TASK: Exclude the pictures; give every entry again exactly as written.
-- START OF RECORDS SHOWN --
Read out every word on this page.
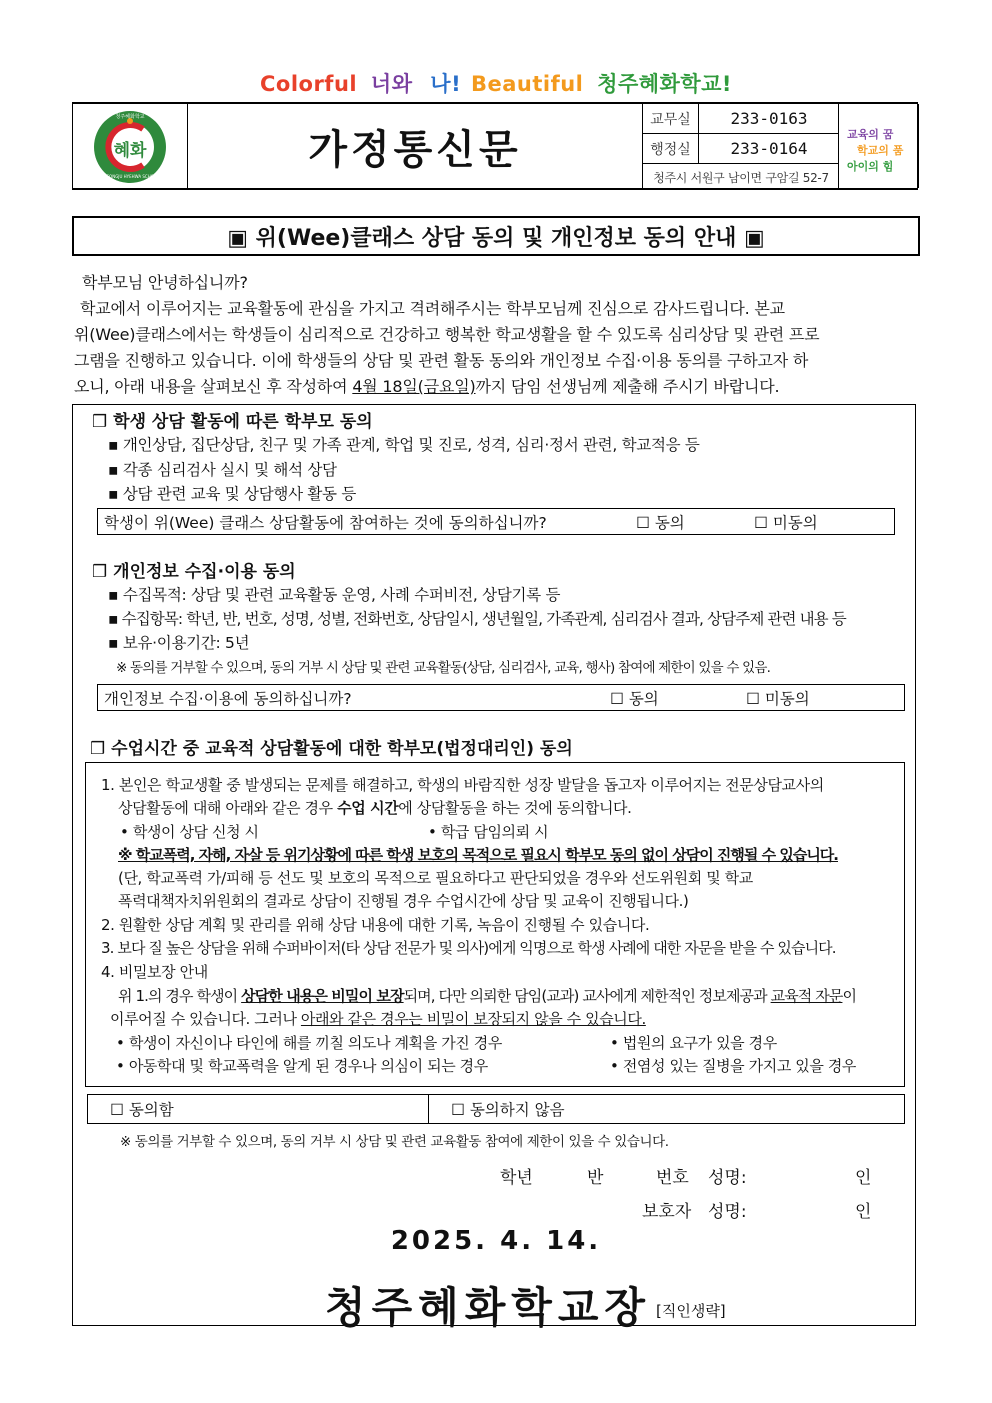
Colorful 너와 나! Beautiful 청주혜화학교!
혜화
청주혜화학교
CHEONGJU HYEHWA SCHOOL
가정통신문
교무실	233-0163
행정실	233-0164
청주시 서원구 남이면 구암길 52-7
교육의 꿈
학교의 품
아이의 힘
▣ 위(Wee)클래스 상담 동의 및 개인정보 동의 안내 ▣
학부모님 안녕하십니까?
학교에서 이루어지는 교육활동에 관심을 가지고 격려해주시는 학부모님께 진심으로 감사드립니다. 본교
위(Wee)클래스에서는 학생들이 심리적으로 건강하고 행복한 학교생활을 할 수 있도록 심리상담 및 관련 프로
그램을 진행하고 있습니다. 이에 학생들의 상담 및 관련 활동 동의와 개인정보 수집·이용 동의를 구하고자 하
오니, 아래 내용을 살펴보신 후 작성하여 4월 18일(금요일)까지 담임 선생님께 제출해 주시기 바랍니다.
❒ 학생 상담 활동에 따른 학부모 동의
▪ 개인상담, 집단상담, 친구 및 가족 관계, 학업 및 진로, 성격, 심리·정서 관련, 학교적응 등
▪ 각종 심리검사 실시 및 해석 상담
▪ 상담 관련 교육 및 상담행사 활동 등
학생이 위(Wee) 클래스 상담활동에 참여하는 것에 동의하십니까?	☐ 동의	☐ 미동의
❒ 개인정보 수집·이용 동의
▪ 수집목적: 상담 및 관련 교육활동 운영, 사례 수퍼비전, 상담기록 등
▪ 수집항목: 학년, 반, 번호, 성명, 성별, 전화번호, 상담일시, 생년월일, 가족관계, 심리검사 결과, 상담주제 관련 내용 등
▪ 보유·이용기간: 5년
※ 동의를 거부할 수 있으며, 동의 거부 시 상담 및 관련 교육활동(상담, 심리검사, 교육, 행사) 참여에 제한이 있을 수 있음.
개인정보 수집·이용에 동의하십니까?	☐ 동의	☐ 미동의
❒ 수업시간 중 교육적 상담활동에 대한 학부모(법정대리인) 동의
1. 본인은 학교생활 중 발생되는 문제를 해결하고, 학생의 바람직한 성장 발달을 돕고자 이루어지는 전문상담교사의
상담활동에 대해 아래와 같은 경우 수업 시간에 상담활동을 하는 것에 동의합니다.
• 학생이 상담 신청 시	• 학급 담임의뢰 시
※ 학교폭력, 자해, 자살 등 위기상황에 따른 학생 보호의 목적으로 필요시 학부모 동의 없이 상담이 진행될 수 있습니다.
(단, 학교폭력 가/피해 등 선도 및 보호의 목적으로 필요하다고 판단되었을 경우와 선도위원회 및 학교
폭력대책자치위원회의 결과로 상담이 진행될 경우 수업시간에 상담 및 교육이 진행됩니다.)
2. 원활한 상담 계획 및 관리를 위해 상담 내용에 대한 기록, 녹음이 진행될 수 있습니다.
3. 보다 질 높은 상담을 위해 수퍼바이저(타 상담 전문가 및 의사)에게 익명으로 학생 사례에 대한 자문을 받을 수 있습니다.
4. 비밀보장 안내
위 1.의 경우 학생이 상담한 내용은 비밀이 보장되며, 다만 의뢰한 담임(교과) 교사에게 제한적인 정보제공과 교육적 자문이
이루어질 수 있습니다. 그러나 아래와 같은 경우는 비밀이 보장되지 않을 수 있습니다.
• 학생이 자신이나 타인에 해를 끼칠 의도나 계획을 가진 경우	• 법원의 요구가 있을 경우
• 아동학대 및 학교폭력을 알게 된 경우나 의심이 되는 경우	• 전염성 있는 질병을 가지고 있을 경우
☐ 동의함	☐ 동의하지 않음
※ 동의를 거부할 수 있으며, 동의 거부 시 상담 및 관련 교육활동 참여에 제한이 있을 수 있습니다.
학년	반	번호 성명:	인
보호자 성명:	인
2025. 4. 14.
청주혜화학교장 [직인생략]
-- END OF RECORDS SHOWN --
EXERCISE OUTPUT:
Read out every word on this page.
Colorful 너와 나! Beautiful 청주혜화학교!
혜화
청주혜화학교
CHEONGJU HYEHWA SCHOOL
가정통신문
교무실	233-0163
행정실	233-0164
청주시 서원구 남이면 구암길 52-7
교육의 꿈
학교의 품
아이의 힘
▣ 위(Wee)클래스 상담 동의 및 개인정보 동의 안내 ▣
학부모님 안녕하십니까?
학교에서 이루어지는 교육활동에 관심을 가지고 격려해주시는 학부모님께 진심으로 감사드립니다. 본교
위(Wee)클래스에서는 학생들이 심리적으로 건강하고 행복한 학교생활을 할 수 있도록 심리상담 및 관련 프로
그램을 진행하고 있습니다. 이에 학생들의 상담 및 관련 활동 동의와 개인정보 수집·이용 동의를 구하고자 하
오니, 아래 내용을 살펴보신 후 작성하여 4월 18일(금요일)까지 담임 선생님께 제출해 주시기 바랍니다.
❒ 학생 상담 활동에 따른 학부모 동의
▪ 개인상담, 집단상담, 친구 및 가족 관계, 학업 및 진로, 성격, 심리·정서 관련, 학교적응 등
▪ 각종 심리검사 실시 및 해석 상담
▪ 상담 관련 교육 및 상담행사 활동 등
학생이 위(Wee) 클래스 상담활동에 참여하는 것에 동의하십니까?	☐ 동의	☐ 미동의
❒ 개인정보 수집·이용 동의
▪ 수집목적: 상담 및 관련 교육활동 운영, 사례 수퍼비전, 상담기록 등
▪ 수집항목: 학년, 반, 번호, 성명, 성별, 전화번호, 상담일시, 생년월일, 가족관계, 심리검사 결과, 상담주제 관련 내용 등
▪ 보유·이용기간: 5년
※ 동의를 거부할 수 있으며, 동의 거부 시 상담 및 관련 교육활동(상담, 심리검사, 교육, 행사) 참여에 제한이 있을 수 있음.
개인정보 수집·이용에 동의하십니까?	☐ 동의	☐ 미동의
❒ 수업시간 중 교육적 상담활동에 대한 학부모(법정대리인) 동의
1. 본인은 학교생활 중 발생되는 문제를 해결하고, 학생의 바람직한 성장 발달을 돕고자 이루어지는 전문상담교사의
상담활동에 대해 아래와 같은 경우 수업 시간에 상담활동을 하는 것에 동의합니다.
• 학생이 상담 신청 시	• 학급 담임의뢰 시
※ 학교폭력, 자해, 자살 등 위기상황에 따른 학생 보호의 목적으로 필요시 학부모 동의 없이 상담이 진행될 수 있습니다.
(단, 학교폭력 가/피해 등 선도 및 보호의 목적으로 필요하다고 판단되었을 경우와 선도위원회 및 학교
폭력대책자치위원회의 결과로 상담이 진행될 경우 수업시간에 상담 및 교육이 진행됩니다.)
2. 원활한 상담 계획 및 관리를 위해 상담 내용에 대한 기록, 녹음이 진행될 수 있습니다.
3. 보다 질 높은 상담을 위해 수퍼바이저(타 상담 전문가 및 의사)에게 익명으로 학생 사례에 대한 자문을 받을 수 있습니다.
4. 비밀보장 안내
위 1.의 경우 학생이 상담한 내용은 비밀이 보장되며, 다만 의뢰한 담임(교과) 교사에게 제한적인 정보제공과 교육적 자문이
이루어질 수 있습니다. 그러나 아래와 같은 경우는 비밀이 보장되지 않을 수 있습니다.
• 학생이 자신이나 타인에 해를 끼칠 의도나 계획을 가진 경우	• 법원의 요구가 있을 경우
• 아동학대 및 학교폭력을 알게 된 경우나 의심이 되는 경우	• 전염성 있는 질병을 가지고 있을 경우
☐ 동의함	☐ 동의하지 않음
※ 동의를 거부할 수 있으며, 동의 거부 시 상담 및 관련 교육활동 참여에 제한이 있을 수 있습니다.
학년	반	번호 성명:	인
보호자 성명:	인
2025. 4. 14.
청주혜화학교장 [직인생략]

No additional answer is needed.